**Problem to solve**
Each entry should be quoted word for word, including every mark of punctuation.

## Begin Data extract

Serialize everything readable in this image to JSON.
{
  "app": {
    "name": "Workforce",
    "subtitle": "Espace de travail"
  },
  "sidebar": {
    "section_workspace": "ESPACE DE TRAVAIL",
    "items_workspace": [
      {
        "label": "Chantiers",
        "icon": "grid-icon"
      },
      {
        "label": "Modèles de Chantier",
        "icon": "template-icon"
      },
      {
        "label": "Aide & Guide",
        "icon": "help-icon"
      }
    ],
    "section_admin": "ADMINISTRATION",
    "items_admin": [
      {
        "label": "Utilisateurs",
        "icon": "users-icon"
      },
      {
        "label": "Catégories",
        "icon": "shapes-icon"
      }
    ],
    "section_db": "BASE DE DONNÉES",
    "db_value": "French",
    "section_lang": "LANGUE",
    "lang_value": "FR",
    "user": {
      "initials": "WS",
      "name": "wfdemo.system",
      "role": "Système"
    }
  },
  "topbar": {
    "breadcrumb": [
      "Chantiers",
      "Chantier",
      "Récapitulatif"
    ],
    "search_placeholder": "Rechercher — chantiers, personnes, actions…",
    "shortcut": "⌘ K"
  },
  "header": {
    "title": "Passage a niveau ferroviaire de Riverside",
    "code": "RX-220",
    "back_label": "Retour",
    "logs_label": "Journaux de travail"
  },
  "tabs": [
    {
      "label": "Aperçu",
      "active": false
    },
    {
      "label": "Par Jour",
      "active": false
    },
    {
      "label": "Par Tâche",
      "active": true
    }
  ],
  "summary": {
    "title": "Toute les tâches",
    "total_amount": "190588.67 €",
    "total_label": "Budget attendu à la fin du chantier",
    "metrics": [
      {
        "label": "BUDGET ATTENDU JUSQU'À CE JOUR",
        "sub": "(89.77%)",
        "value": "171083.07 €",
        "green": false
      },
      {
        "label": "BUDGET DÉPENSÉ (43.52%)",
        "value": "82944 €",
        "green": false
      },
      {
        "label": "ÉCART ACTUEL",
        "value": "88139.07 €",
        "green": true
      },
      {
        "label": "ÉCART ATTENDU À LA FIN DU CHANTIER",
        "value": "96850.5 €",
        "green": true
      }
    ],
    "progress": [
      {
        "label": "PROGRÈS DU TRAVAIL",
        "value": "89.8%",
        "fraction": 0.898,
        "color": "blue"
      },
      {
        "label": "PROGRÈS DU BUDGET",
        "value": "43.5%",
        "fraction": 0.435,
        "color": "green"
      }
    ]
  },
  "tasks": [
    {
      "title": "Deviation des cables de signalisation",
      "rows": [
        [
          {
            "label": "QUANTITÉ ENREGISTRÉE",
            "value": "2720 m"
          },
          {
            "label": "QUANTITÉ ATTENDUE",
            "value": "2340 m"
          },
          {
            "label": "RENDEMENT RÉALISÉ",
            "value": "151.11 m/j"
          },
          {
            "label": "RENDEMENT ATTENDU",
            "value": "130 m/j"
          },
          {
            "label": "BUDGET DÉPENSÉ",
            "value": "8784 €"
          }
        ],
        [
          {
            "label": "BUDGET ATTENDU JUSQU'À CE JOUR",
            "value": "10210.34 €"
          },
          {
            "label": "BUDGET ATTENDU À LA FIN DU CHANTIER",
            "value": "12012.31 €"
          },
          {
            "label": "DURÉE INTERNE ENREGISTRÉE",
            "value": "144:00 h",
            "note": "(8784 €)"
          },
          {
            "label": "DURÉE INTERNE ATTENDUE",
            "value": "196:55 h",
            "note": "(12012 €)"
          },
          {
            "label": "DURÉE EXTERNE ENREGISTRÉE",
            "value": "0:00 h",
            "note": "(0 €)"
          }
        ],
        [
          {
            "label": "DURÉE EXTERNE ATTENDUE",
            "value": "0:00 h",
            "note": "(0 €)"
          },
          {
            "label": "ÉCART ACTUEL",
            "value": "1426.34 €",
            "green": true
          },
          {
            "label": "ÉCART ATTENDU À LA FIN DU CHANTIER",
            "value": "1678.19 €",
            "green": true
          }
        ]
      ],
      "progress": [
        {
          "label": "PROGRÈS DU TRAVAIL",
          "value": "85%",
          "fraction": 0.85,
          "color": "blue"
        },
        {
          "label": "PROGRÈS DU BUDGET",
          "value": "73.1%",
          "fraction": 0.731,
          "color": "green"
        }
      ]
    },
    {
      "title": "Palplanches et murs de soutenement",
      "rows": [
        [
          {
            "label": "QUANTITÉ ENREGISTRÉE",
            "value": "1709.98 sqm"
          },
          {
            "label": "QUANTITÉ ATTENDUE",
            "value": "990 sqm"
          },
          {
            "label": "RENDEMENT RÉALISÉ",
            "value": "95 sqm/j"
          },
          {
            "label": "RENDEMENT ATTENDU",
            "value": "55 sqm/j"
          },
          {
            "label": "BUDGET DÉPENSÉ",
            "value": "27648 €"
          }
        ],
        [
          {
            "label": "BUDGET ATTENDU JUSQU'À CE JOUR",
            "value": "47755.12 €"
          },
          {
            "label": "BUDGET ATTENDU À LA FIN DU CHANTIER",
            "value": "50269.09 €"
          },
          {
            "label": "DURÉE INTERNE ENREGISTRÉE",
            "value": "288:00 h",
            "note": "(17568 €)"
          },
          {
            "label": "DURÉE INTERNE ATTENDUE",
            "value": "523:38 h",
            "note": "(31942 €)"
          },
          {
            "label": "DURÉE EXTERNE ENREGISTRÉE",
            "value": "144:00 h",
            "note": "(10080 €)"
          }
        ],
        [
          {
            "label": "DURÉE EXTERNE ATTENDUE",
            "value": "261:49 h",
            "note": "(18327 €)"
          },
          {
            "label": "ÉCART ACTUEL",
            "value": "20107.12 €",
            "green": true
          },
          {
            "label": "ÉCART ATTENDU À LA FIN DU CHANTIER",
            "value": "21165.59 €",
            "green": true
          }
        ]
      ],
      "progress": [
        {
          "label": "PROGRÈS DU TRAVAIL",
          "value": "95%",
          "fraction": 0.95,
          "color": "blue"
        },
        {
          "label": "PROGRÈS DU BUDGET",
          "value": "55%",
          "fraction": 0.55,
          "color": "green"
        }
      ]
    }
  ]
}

## End Data extract

**Answer for this exercise**
Serialize everything readable in this image to JSON.
{
  "app": {
    "name": "Workforce",
    "subtitle": "Espace de travail"
  },
  "sidebar": {
    "section_workspace": "ESPACE DE TRAVAIL",
    "items_workspace": [
      {
        "label": "Chantiers",
        "icon": "grid-icon"
      },
      {
        "label": "Modèles de Chantier",
        "icon": "template-icon"
      },
      {
        "label": "Aide & Guide",
        "icon": "help-icon"
      }
    ],
    "section_admin": "ADMINISTRATION",
    "items_admin": [
      {
        "label": "Utilisateurs",
        "icon": "users-icon"
      },
      {
        "label": "Catégories",
        "icon": "shapes-icon"
      }
    ],
    "section_db": "BASE DE DONNÉES",
    "db_value": "French",
    "section_lang": "LANGUE",
    "lang_value": "FR",
    "user": {
      "initials": "WS",
      "name": "wfdemo.system",
      "role": "Système"
    }
  },
  "topbar": {
    "breadcrumb": [
      "Chantiers",
      "Chantier",
      "Récapitulatif"
    ],
    "search_placeholder": "Rechercher — chantiers, personnes, actions…",
    "shortcut": "⌘ K"
  },
  "header": {
    "title": "Passage a niveau ferroviaire de Riverside",
    "code": "RX-220",
    "back_label": "Retour",
    "logs_label": "Journaux de travail"
  },
  "tabs": [
    {
      "label": "Aperçu",
      "active": false
    },
    {
      "label": "Par Jour",
      "active": false
    },
    {
      "label": "Par Tâche",
      "active": true
    }
  ],
  "summary": {
    "title": "Toute les tâches",
    "total_amount": "190588.67 €",
    "total_label": "Budget attendu à la fin du chantier",
    "metrics": [
      {
        "label": "BUDGET ATTENDU JUSQU'À CE JOUR",
        "sub": "(89.77%)",
        "value": "171083.07 €",
        "green": false
      },
      {
        "label": "BUDGET DÉPENSÉ (43.52%)",
        "value": "82944 €",
        "green": false
      },
      {
        "label": "ÉCART ACTUEL",
        "value": "88139.07 €",
        "green": true
      },
      {
        "label": "ÉCART ATTENDU À LA FIN DU CHANTIER",
        "value": "96850.5 €",
        "green": true
      }
    ],
    "progress": [
      {
        "label": "PROGRÈS DU TRAVAIL",
        "value": "89.8%",
        "fraction": 0.898,
        "color": "blue"
      },
      {
        "label": "PROGRÈS DU BUDGET",
        "value": "43.5%",
        "fraction": 0.435,
        "color": "green"
      }
    ]
  },
  "tasks": [
    {
      "title": "Deviation des cables de signalisation",
      "rows": [
        [
          {
            "label": "QUANTITÉ ENREGISTRÉE",
            "value": "2720 m"
          },
          {
            "label": "QUANTITÉ ATTENDUE",
            "value": "2340 m"
          },
          {
            "label": "RENDEMENT RÉALISÉ",
            "value": "151.11 m/j"
          },
          {
            "label": "RENDEMENT ATTENDU",
            "value": "130 m/j"
          },
          {
            "label": "BUDGET DÉPENSÉ",
            "value": "8784 €"
          }
        ],
        [
          {
            "label": "BUDGET ATTENDU JUSQU'À CE JOUR",
            "value": "10210.34 €"
          },
          {
            "label": "BUDGET ATTENDU À LA FIN DU CHANTIER",
            "value": "12012.31 €"
          },
          {
            "label": "DURÉE INTERNE ENREGISTRÉE",
            "value": "144:00 h",
            "note": "(8784 €)"
          },
          {
            "label": "DURÉE INTERNE ATTENDUE",
            "value": "196:55 h",
            "note": "(12012 €)"
          },
          {
            "label": "DURÉE EXTERNE ENREGISTRÉE",
            "value": "0:00 h",
            "note": "(0 €)"
          }
        ],
        [
          {
            "label": "DURÉE EXTERNE ATTENDUE",
            "value": "0:00 h",
            "note": "(0 €)"
          },
          {
            "label": "ÉCART ACTUEL",
            "value": "1426.34 €",
            "green": true
          },
          {
            "label": "ÉCART ATTENDU À LA FIN DU CHANTIER",
            "value": "1678.19 €",
            "green": true
          }
        ]
      ],
      "progress": [
        {
          "label": "PROGRÈS DU TRAVAIL",
          "value": "85%",
          "fraction": 0.85,
          "color": "blue"
        },
        {
          "label": "PROGRÈS DU BUDGET",
          "value": "73.1%",
          "fraction": 0.731,
          "color": "green"
        }
      ]
    },
    {
      "title": "Palplanches et murs de soutenement",
      "rows": [
        [
          {
            "label": "QUANTITÉ ENREGISTRÉE",
            "value": "1709.98 sqm"
          },
          {
            "label": "QUANTITÉ ATTENDUE",
            "value": "990 sqm"
          },
          {
            "label": "RENDEMENT RÉALISÉ",
            "value": "95 sqm/j"
          },
          {
            "label": "RENDEMENT ATTENDU",
            "value": "55 sqm/j"
          },
          {
            "label": "BUDGET DÉPENSÉ",
            "value": "27648 €"
          }
        ],
        [
          {
            "label": "BUDGET ATTENDU JUSQU'À CE JOUR",
            "value": "47755.12 €"
          },
          {
            "label": "BUDGET ATTENDU À LA FIN DU CHANTIER",
            "value": "50269.09 €"
          },
          {
            "label": "DURÉE INTERNE ENREGISTRÉE",
            "value": "288:00 h",
            "note": "(17568 €)"
          },
          {
            "label": "DURÉE INTERNE ATTENDUE",
            "value": "523:38 h",
            "note": "(31942 €)"
          },
          {
            "label": "DURÉE EXTERNE ENREGISTRÉE",
            "value": "144:00 h",
            "note": "(10080 €)"
          }
        ],
        [
          {
            "label": "DURÉE EXTERNE ATTENDUE",
            "value": "261:49 h",
            "note": "(18327 €)"
          },
          {
            "label": "ÉCART ACTUEL",
            "value": "20107.12 €",
            "green": true
          },
          {
            "label": "ÉCART ATTENDU À LA FIN DU CHANTIER",
            "value": "21165.59 €",
            "green": true
          }
        ]
      ],
      "progress": [
        {
          "label": "PROGRÈS DU TRAVAIL",
          "value": "95%",
          "fraction": 0.95,
          "color": "blue"
        },
        {
          "label": "PROGRÈS DU BUDGET",
          "value": "55%",
          "fraction": 0.55,
          "color": "green"
        }
      ]
    }
  ]
}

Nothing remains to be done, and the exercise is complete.